Go through the listing and pick out each line with the word "Suite" in it.
◇ ◇ ◇ ◇
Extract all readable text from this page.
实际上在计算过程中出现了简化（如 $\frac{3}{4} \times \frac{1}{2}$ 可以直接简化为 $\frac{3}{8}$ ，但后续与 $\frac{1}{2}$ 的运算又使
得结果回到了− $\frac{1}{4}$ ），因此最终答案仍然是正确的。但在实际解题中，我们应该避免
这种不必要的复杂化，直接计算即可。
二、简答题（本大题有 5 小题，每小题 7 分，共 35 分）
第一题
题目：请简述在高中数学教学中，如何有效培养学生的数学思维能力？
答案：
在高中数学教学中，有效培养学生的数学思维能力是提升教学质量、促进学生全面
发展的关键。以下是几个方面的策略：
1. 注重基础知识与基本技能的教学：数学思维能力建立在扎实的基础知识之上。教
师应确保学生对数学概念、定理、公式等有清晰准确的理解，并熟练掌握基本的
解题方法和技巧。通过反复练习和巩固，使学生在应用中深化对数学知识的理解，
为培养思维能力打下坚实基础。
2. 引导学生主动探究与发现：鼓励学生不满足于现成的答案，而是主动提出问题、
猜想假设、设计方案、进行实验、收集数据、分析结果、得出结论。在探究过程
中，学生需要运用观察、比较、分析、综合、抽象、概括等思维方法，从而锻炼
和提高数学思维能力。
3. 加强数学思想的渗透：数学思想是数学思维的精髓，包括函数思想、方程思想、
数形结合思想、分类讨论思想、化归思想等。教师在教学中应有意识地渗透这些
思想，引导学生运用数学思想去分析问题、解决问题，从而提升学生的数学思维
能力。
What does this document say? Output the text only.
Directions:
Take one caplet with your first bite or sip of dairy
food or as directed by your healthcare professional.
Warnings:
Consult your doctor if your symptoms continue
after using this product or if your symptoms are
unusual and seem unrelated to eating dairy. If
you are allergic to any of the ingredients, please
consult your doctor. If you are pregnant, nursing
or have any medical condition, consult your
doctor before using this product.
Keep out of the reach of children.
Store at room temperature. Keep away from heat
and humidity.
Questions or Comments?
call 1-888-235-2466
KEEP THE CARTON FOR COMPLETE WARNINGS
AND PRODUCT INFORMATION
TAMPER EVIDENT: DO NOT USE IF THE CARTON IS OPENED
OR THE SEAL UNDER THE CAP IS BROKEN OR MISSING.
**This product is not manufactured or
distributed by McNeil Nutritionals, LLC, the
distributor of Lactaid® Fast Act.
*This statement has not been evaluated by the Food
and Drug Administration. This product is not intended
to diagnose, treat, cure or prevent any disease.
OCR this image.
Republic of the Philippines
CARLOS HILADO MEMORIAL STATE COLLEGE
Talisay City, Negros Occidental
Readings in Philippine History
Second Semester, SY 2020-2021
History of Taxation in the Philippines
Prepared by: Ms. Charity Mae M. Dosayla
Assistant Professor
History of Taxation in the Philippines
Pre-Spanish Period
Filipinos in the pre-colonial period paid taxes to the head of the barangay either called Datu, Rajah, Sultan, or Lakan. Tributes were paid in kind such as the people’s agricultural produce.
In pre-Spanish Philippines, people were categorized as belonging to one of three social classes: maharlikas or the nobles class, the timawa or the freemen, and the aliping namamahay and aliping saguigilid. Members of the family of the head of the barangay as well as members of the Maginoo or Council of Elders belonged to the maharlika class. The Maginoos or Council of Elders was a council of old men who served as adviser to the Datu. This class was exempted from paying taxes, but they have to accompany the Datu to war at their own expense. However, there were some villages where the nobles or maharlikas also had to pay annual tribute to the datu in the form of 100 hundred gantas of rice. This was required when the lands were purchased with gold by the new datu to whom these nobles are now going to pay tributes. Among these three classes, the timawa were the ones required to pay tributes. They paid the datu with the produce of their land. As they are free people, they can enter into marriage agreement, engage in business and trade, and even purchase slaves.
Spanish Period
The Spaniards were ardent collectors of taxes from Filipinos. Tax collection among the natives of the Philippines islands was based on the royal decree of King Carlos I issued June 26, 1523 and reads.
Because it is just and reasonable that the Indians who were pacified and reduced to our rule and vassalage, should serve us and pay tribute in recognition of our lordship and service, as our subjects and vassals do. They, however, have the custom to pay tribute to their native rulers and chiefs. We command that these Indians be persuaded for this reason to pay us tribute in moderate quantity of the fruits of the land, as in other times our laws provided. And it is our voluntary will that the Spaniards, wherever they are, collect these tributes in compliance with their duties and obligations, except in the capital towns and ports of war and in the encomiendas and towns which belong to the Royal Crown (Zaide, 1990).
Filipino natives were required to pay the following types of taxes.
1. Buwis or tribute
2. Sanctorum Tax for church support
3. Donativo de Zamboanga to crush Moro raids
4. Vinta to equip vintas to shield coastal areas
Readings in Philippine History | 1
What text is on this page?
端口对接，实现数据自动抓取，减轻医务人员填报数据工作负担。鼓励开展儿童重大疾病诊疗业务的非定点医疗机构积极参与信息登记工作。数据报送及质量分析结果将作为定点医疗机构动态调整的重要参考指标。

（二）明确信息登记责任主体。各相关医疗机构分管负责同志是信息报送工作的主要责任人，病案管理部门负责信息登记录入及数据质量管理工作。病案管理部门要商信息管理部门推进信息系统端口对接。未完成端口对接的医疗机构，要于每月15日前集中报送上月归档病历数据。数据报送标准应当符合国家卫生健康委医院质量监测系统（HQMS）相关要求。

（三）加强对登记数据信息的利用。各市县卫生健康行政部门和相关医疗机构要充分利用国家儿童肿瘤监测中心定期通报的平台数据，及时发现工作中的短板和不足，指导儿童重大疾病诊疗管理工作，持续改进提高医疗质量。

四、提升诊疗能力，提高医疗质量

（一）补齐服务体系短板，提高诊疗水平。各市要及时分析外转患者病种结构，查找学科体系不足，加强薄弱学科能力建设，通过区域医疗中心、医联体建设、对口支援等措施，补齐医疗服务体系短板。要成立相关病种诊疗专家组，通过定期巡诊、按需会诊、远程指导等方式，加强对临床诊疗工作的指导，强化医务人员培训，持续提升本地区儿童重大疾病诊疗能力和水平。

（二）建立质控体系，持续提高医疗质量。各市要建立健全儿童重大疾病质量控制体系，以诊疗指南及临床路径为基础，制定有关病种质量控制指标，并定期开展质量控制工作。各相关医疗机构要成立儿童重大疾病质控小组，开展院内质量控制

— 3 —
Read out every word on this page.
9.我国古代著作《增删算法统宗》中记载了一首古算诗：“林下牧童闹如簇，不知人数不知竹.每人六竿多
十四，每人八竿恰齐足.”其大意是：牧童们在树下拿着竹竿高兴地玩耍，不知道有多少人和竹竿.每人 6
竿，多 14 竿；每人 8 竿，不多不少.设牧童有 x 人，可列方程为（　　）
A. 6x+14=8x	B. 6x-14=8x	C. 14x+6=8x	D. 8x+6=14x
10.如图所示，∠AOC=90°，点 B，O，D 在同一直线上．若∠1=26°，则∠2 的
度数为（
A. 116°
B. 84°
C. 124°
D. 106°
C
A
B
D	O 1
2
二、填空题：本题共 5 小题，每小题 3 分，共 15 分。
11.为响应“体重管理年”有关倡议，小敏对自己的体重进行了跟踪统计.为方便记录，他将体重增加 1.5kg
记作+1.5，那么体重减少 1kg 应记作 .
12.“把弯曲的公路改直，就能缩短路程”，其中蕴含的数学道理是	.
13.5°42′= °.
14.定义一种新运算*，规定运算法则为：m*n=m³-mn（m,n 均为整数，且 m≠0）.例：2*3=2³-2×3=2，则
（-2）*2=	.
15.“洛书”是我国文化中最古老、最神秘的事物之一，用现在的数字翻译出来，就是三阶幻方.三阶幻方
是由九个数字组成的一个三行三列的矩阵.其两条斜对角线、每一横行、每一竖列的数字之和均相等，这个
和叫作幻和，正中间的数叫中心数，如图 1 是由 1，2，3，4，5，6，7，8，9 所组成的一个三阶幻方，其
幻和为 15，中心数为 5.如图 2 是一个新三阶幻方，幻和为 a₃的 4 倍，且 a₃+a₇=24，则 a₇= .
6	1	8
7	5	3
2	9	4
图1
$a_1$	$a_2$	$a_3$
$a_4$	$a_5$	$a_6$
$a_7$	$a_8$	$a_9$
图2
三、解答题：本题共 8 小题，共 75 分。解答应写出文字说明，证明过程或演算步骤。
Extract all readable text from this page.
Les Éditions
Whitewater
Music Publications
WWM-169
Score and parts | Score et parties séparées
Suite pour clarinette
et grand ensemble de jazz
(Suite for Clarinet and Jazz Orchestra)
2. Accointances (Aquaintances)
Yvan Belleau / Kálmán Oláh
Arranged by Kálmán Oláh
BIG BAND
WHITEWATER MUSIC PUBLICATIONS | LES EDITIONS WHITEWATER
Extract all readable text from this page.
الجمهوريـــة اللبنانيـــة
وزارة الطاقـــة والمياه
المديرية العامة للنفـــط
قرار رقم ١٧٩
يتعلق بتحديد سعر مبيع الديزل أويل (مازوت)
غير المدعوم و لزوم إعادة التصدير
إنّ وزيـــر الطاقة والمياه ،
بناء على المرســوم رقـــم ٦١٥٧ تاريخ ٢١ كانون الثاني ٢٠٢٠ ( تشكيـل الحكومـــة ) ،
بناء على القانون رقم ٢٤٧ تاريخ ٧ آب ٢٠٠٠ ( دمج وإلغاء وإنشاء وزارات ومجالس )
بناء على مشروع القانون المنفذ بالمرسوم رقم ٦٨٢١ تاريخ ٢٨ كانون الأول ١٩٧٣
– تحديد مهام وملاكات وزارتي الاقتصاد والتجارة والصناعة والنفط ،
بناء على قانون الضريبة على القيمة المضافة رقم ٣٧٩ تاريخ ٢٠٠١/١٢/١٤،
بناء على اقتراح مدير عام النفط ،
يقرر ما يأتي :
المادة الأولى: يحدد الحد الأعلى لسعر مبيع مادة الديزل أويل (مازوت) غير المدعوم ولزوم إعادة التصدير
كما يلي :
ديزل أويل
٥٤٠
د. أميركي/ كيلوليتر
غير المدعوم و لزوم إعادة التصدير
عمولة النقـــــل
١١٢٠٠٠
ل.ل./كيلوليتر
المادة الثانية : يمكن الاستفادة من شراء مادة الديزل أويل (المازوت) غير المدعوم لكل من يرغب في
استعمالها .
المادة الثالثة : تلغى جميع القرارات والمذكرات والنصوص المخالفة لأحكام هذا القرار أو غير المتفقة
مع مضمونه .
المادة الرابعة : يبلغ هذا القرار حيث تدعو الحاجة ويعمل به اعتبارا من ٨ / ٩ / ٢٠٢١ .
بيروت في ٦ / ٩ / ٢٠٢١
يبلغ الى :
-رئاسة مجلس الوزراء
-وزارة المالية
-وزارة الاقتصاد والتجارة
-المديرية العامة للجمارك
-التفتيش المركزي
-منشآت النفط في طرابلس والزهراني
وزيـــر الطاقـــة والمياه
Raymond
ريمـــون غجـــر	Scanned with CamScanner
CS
◇ ◇ ◇ ◇
> _Expected output_:
Suite pour clarinette
(Suite for Clarinet and Jazz Orchestra)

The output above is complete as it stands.